Stored entries ::
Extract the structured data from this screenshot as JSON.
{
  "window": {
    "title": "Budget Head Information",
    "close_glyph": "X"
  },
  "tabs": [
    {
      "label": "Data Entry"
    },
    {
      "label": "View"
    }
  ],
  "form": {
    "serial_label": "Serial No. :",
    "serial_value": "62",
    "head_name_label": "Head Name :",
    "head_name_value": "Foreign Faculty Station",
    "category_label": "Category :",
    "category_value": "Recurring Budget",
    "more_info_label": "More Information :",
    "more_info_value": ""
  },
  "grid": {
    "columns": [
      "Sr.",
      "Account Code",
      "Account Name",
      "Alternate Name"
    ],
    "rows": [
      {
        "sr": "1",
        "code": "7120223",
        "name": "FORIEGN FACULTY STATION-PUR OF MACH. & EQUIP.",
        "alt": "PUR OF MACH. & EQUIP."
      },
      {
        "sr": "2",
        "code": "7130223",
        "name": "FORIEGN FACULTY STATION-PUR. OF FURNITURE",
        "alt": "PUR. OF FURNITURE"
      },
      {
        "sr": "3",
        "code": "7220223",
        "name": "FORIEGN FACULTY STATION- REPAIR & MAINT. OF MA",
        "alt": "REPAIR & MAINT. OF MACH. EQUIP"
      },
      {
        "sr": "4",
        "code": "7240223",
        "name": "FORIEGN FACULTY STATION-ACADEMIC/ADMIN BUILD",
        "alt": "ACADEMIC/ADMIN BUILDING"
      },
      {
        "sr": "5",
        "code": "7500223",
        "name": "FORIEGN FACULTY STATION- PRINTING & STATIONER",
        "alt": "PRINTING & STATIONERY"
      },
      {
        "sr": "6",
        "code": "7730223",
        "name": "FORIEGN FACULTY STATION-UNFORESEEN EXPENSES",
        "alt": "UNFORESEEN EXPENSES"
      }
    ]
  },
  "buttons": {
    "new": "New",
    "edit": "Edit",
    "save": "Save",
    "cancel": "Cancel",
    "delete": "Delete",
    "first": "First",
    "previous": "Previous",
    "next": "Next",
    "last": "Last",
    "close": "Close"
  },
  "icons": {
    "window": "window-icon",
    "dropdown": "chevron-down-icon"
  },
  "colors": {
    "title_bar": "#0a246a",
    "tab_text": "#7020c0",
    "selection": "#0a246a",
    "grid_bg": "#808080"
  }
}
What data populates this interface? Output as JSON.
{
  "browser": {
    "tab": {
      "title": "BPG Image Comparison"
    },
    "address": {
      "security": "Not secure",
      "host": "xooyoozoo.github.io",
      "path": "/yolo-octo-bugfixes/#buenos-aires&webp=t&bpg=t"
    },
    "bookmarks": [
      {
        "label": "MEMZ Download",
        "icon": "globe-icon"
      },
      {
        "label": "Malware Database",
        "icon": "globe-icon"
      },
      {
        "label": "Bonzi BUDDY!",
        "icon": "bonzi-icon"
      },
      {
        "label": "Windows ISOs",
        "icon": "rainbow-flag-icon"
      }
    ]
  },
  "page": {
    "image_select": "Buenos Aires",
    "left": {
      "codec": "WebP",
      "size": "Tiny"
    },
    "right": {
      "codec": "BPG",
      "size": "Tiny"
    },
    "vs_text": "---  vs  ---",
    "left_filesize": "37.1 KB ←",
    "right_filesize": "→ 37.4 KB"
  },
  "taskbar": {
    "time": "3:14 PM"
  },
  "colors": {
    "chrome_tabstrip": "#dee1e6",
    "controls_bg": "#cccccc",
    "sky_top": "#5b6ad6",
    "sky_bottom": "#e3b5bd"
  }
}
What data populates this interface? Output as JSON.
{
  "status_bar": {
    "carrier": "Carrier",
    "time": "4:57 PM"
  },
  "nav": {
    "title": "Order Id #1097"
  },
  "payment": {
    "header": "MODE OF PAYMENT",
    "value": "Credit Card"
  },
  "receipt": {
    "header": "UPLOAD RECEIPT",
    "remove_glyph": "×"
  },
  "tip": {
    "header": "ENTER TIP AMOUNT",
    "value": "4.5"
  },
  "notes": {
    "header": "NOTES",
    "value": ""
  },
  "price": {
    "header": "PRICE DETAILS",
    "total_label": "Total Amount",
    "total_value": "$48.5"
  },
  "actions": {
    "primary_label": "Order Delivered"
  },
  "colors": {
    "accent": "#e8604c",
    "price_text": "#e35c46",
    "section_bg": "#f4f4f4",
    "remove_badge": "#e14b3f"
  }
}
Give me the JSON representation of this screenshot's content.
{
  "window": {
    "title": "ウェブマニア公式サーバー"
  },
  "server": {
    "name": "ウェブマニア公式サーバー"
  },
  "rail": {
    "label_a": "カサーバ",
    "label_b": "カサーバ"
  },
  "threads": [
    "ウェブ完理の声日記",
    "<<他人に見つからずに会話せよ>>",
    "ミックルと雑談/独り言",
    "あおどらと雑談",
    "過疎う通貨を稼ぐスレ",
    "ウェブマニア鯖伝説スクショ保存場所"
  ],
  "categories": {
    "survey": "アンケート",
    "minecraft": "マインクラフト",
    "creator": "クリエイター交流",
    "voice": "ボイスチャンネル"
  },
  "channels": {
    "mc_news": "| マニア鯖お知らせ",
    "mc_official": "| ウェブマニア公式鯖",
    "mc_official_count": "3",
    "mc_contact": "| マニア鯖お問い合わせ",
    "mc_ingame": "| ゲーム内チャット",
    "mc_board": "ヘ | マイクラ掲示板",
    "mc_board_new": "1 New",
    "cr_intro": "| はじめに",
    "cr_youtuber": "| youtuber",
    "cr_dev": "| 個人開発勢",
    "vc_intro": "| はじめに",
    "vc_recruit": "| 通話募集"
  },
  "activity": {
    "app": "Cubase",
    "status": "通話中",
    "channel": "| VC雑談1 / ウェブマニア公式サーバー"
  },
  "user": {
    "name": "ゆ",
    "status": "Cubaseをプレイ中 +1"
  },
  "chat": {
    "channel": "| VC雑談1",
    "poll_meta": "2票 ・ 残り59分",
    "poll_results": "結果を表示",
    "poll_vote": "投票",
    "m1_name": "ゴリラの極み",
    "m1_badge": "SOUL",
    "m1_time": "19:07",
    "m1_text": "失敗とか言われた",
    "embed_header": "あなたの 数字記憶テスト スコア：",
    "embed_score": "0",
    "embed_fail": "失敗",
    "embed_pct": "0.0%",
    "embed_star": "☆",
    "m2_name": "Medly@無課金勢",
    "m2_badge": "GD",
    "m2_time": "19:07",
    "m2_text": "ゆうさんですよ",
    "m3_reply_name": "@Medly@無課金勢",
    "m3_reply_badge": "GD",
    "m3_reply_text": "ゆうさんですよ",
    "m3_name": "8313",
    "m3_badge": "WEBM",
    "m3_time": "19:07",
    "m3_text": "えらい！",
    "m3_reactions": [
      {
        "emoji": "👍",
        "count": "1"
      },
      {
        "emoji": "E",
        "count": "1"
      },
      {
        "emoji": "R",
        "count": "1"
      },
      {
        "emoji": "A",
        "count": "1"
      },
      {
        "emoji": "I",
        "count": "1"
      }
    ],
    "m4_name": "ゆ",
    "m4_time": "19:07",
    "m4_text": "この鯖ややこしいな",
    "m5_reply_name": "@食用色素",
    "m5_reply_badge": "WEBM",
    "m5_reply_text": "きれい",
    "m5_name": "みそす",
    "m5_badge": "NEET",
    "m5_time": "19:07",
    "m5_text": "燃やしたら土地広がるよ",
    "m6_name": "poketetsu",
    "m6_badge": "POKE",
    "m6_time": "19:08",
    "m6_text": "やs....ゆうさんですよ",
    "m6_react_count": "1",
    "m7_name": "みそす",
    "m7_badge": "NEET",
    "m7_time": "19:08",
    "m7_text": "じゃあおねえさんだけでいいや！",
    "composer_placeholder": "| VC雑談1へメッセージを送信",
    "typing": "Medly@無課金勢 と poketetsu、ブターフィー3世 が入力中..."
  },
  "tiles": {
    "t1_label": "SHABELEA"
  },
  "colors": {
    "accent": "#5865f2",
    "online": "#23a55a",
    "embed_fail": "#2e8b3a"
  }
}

Direction ::
Copy every line of the material in which the word "Medly" occurs.

Correct output ::
    "m2_name": "Medly@無課金勢",
    "m3_reply_name": "@Medly@無課金勢",
    "typing": "Medly@無課金勢 と poketetsu、ブターフィー3世 が入力中..."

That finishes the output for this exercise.